Go through the records line by line and work out how many lines hold the word "time". Answer with the number only.

_EXTRACTED RECORDS_
━━━━━━━━━━━━━━━━━━━━━━━━━━━━━━
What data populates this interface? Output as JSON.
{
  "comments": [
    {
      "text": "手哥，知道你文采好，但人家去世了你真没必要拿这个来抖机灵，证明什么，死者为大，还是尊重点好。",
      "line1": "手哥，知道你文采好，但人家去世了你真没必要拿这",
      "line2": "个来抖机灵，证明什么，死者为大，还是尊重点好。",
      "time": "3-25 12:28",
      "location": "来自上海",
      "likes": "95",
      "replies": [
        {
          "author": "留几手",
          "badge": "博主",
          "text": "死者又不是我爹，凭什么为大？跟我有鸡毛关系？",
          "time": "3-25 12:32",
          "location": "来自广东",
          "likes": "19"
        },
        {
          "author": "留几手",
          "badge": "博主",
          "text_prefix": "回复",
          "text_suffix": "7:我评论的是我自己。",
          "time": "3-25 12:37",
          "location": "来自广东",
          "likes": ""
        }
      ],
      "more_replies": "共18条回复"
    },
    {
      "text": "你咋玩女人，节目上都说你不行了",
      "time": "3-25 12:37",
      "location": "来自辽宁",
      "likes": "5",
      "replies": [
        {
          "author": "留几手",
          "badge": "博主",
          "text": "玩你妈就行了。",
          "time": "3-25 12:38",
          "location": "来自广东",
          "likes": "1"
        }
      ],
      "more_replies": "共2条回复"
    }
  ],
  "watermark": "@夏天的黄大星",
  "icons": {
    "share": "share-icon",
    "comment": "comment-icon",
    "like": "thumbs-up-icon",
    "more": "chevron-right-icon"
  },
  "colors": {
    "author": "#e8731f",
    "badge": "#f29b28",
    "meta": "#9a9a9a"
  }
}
━━━━━━━━━━━━━━━━━━━━━━━━━━━━━━
_IN RESPONSE_
5